REQUEST: Repeat, exactly and completely, the entries shown underneath.

━━━━━ DATASET ━━━━━

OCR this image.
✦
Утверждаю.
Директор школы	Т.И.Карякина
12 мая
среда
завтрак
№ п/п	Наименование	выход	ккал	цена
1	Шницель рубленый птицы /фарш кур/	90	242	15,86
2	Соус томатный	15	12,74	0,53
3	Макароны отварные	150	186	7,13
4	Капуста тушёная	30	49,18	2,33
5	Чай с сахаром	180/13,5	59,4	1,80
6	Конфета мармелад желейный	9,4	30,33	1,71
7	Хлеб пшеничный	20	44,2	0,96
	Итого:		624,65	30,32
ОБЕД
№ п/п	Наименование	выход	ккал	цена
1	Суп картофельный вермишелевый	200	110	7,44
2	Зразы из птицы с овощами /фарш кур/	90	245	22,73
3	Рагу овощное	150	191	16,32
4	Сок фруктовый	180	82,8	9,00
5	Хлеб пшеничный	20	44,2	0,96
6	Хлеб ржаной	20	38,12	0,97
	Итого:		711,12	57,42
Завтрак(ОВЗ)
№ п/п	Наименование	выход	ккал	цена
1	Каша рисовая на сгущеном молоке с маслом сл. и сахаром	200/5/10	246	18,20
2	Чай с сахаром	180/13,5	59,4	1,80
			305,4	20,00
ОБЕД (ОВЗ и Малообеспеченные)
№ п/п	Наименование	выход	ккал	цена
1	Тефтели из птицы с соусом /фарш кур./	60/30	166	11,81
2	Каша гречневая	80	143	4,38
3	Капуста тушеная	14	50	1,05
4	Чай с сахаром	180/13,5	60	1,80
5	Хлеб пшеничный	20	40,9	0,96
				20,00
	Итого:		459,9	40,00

━━━━━

COMPLETE OUTPUT:
OCR this image.
✦
Утверждаю.
Директор школы	Т.И.Карякина
12 мая
среда
завтрак
№ п/п	Наименование	выход	ккал	цена
1	Шницель рубленый птицы /фарш кур/	90	242	15,86
2	Соус томатный	15	12,74	0,53
3	Макароны отварные	150	186	7,13
4	Капуста тушёная	30	49,18	2,33
5	Чай с сахаром	180/13,5	59,4	1,80
6	Конфета мармелад желейный	9,4	30,33	1,71
7	Хлеб пшеничный	20	44,2	0,96
	Итого:		624,65	30,32
ОБЕД
№ п/п	Наименование	выход	ккал	цена
1	Суп картофельный вермишелевый	200	110	7,44
2	Зразы из птицы с овощами /фарш кур/	90	245	22,73
3	Рагу овощное	150	191	16,32
4	Сок фруктовый	180	82,8	9,00
5	Хлеб пшеничный	20	44,2	0,96
6	Хлеб ржаной	20	38,12	0,97
	Итого:		711,12	57,42
Завтрак(ОВЗ)
№ п/п	Наименование	выход	ккал	цена
1	Каша рисовая на сгущеном молоке с маслом сл. и сахаром	200/5/10	246	18,20
2	Чай с сахаром	180/13,5	59,4	1,80
			305,4	20,00
ОБЕД (ОВЗ и Малообеспеченные)
№ п/п	Наименование	выход	ккал	цена
1	Тефтели из птицы с соусом /фарш кур./	60/30	166	11,81
2	Каша гречневая	80	143	4,38
3	Капуста тушеная	14	50	1,05
4	Чай с сахаром	180/13,5	60	1,80
5	Хлеб пшеничный	20	40,9	0,96
				20,00
	Итого:		459,9	40,00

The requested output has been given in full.